==== Records for this exercise ====

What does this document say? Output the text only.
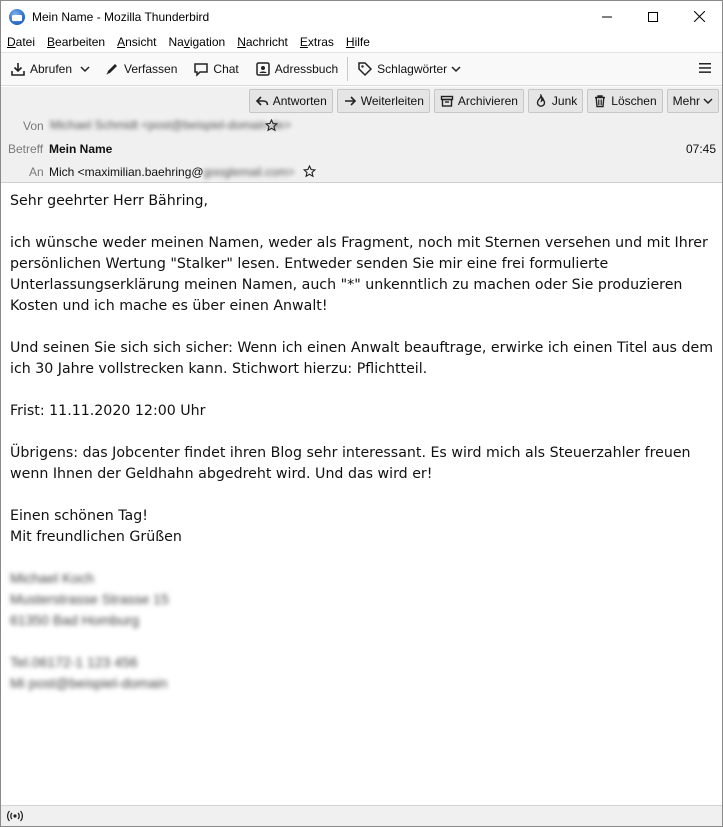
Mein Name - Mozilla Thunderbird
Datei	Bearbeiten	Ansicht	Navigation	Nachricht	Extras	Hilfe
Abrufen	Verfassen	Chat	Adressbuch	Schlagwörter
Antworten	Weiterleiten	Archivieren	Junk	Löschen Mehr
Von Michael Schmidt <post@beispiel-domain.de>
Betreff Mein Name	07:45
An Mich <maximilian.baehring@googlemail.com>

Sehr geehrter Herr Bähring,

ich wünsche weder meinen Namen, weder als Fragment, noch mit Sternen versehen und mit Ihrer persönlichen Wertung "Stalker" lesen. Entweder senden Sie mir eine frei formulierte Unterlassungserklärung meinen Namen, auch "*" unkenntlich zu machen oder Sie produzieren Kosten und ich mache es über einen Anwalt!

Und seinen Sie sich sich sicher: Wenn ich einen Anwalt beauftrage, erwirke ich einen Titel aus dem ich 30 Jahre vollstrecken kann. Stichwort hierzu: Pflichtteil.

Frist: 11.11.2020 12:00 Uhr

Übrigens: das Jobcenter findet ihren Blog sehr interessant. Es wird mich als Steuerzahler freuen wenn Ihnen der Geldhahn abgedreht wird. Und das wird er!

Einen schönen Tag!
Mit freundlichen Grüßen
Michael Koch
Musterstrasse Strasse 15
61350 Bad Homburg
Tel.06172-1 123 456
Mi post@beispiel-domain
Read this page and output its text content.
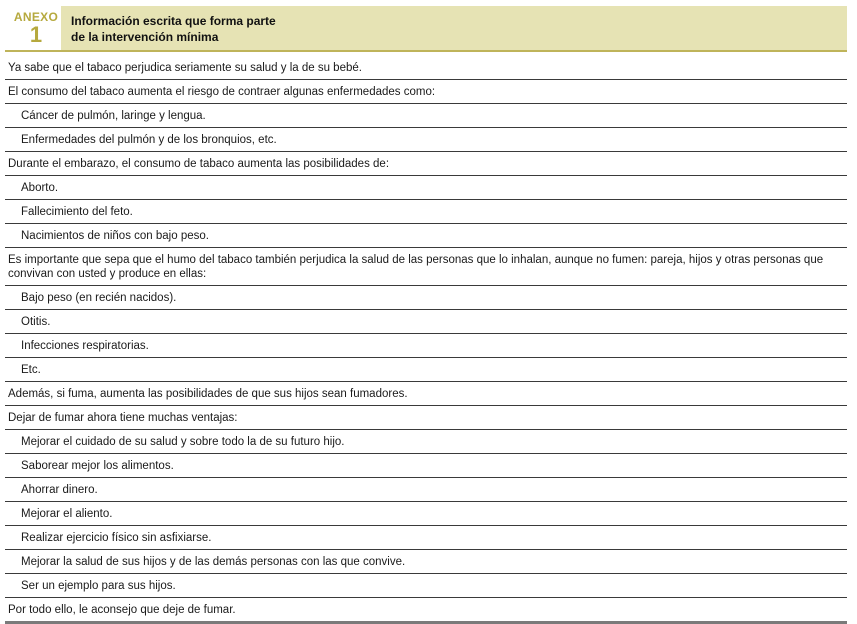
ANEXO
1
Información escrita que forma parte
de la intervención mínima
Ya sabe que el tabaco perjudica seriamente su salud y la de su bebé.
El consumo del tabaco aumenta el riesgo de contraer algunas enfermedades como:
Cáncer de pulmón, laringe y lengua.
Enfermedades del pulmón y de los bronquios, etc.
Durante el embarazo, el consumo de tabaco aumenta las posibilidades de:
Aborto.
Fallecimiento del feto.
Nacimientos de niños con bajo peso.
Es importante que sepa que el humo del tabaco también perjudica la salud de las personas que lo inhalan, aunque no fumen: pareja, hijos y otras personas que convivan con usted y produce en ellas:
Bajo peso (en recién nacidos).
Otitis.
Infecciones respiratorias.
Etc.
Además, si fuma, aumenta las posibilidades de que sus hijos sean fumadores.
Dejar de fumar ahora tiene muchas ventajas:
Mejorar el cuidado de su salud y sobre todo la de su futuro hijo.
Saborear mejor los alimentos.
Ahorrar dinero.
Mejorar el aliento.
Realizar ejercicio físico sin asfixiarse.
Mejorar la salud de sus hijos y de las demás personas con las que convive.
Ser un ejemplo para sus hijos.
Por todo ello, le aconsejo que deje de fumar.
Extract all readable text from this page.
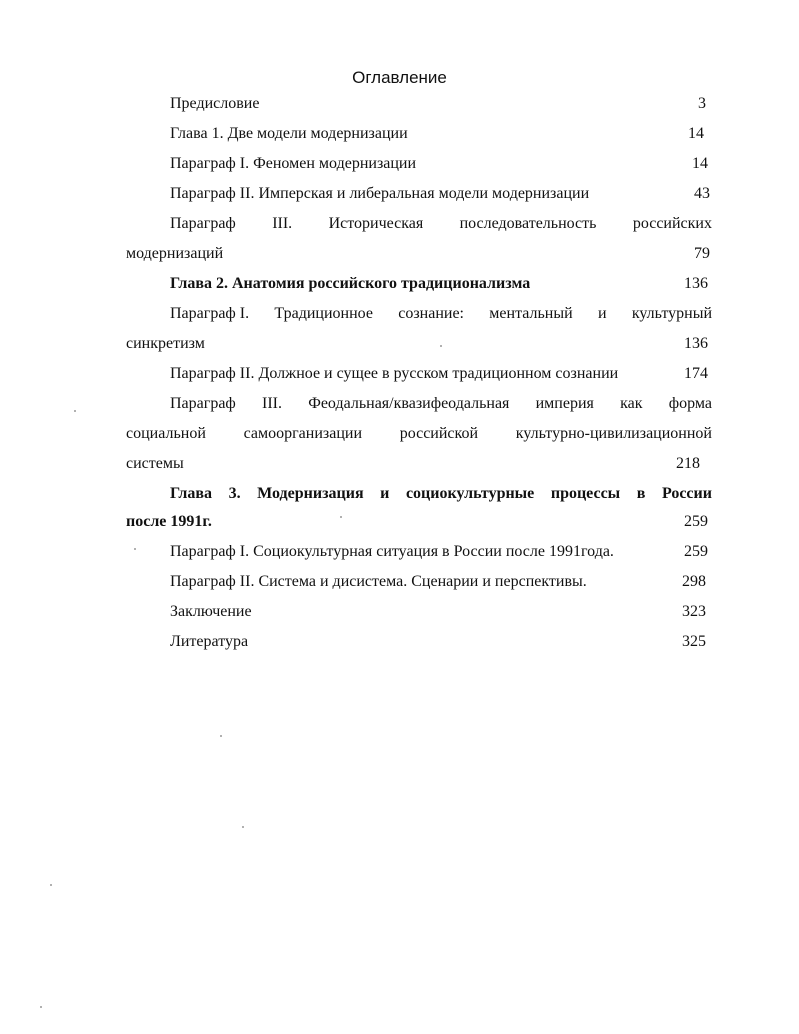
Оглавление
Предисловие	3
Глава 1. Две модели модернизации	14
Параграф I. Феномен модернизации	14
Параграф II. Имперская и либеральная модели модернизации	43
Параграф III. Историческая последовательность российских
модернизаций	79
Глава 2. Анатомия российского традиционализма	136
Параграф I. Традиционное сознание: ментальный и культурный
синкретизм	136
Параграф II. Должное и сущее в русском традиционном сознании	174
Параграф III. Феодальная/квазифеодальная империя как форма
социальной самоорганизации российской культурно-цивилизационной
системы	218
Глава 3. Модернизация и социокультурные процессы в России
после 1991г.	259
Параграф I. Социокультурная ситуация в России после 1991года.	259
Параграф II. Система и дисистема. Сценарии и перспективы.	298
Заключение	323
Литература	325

====

Work to do: Take the listing and print it again exactly, but without any pictures.

Complete answer:
What does this document say? Output the text only.
Mein Name - Mozilla Thunderbird
Datei	Bearbeiten	Ansicht	Navigation	Nachricht	Extras	Hilfe
Abrufen	Verfassen	Chat	Adressbuch	Schlagwörter
Antworten	Weiterleiten	Archivieren	Junk	Löschen Mehr
Von Michael Schmidt <post@beispiel-domain.de>
Betreff Mein Name	07:45
An Mich <maximilian.baehring@googlemail.com>

Sehr geehrter Herr Bähring,

ich wünsche weder meinen Namen, weder als Fragment, noch mit Sternen versehen und mit Ihrer persönlichen Wertung "Stalker" lesen. Entweder senden Sie mir eine frei formulierte Unterlassungserklärung meinen Namen, auch "*" unkenntlich zu machen oder Sie produzieren Kosten und ich mache es über einen Anwalt!

Und seinen Sie sich sich sicher: Wenn ich einen Anwalt beauftrage, erwirke ich einen Titel aus dem ich 30 Jahre vollstrecken kann. Stichwort hierzu: Pflichtteil.

Frist: 11.11.2020 12:00 Uhr

Übrigens: das Jobcenter findet ihren Blog sehr interessant. Es wird mich als Steuerzahler freuen wenn Ihnen der Geldhahn abgedreht wird. Und das wird er!

Einen schönen Tag!
Mit freundlichen Grüßen
Michael Koch
Musterstrasse Strasse 15
61350 Bad Homburg
Tel.06172-1 123 456
Mi post@beispiel-domain
Read this page and output its text content.
ANEXO
1
Información escrita que forma parte
de la intervención mínima
Ya sabe que el tabaco perjudica seriamente su salud y la de su bebé.
El consumo del tabaco aumenta el riesgo de contraer algunas enfermedades como:
Cáncer de pulmón, laringe y lengua.
Enfermedades del pulmón y de los bronquios, etc.
Durante el embarazo, el consumo de tabaco aumenta las posibilidades de:
Aborto.
Fallecimiento del feto.
Nacimientos de niños con bajo peso.
Es importante que sepa que el humo del tabaco también perjudica la salud de las personas que lo inhalan, aunque no fumen: pareja, hijos y otras personas que convivan con usted y produce en ellas:
Bajo peso (en recién nacidos).
Otitis.
Infecciones respiratorias.
Etc.
Además, si fuma, aumenta las posibilidades de que sus hijos sean fumadores.
Dejar de fumar ahora tiene muchas ventajas:
Mejorar el cuidado de su salud y sobre todo la de su futuro hijo.
Saborear mejor los alimentos.
Ahorrar dinero.
Mejorar el aliento.
Realizar ejercicio físico sin asfixiarse.
Mejorar la salud de sus hijos y de las demás personas con las que convive.
Ser un ejemplo para sus hijos.
Por todo ello, le aconsejo que deje de fumar.
Extract all readable text from this page.
Оглавление
Предисловие	3
Глава 1. Две модели модернизации	14
Параграф I. Феномен модернизации	14
Параграф II. Имперская и либеральная модели модернизации	43
Параграф III. Историческая последовательность российских
модернизаций	79
Глава 2. Анатомия российского традиционализма	136
Параграф I. Традиционное сознание: ментальный и культурный
синкретизм	136
Параграф II. Должное и сущее в русском традиционном сознании	174
Параграф III. Феодальная/квазифеодальная империя как форма
социальной самоорганизации российской культурно-цивилизационной
системы	218
Глава 3. Модернизация и социокультурные процессы в России
после 1991г.	259
Параграф I. Социокультурная ситуация в России после 1991года.	259
Параграф II. Система и дисистема. Сценарии и перспективы.	298
Заключение	323
Литература	325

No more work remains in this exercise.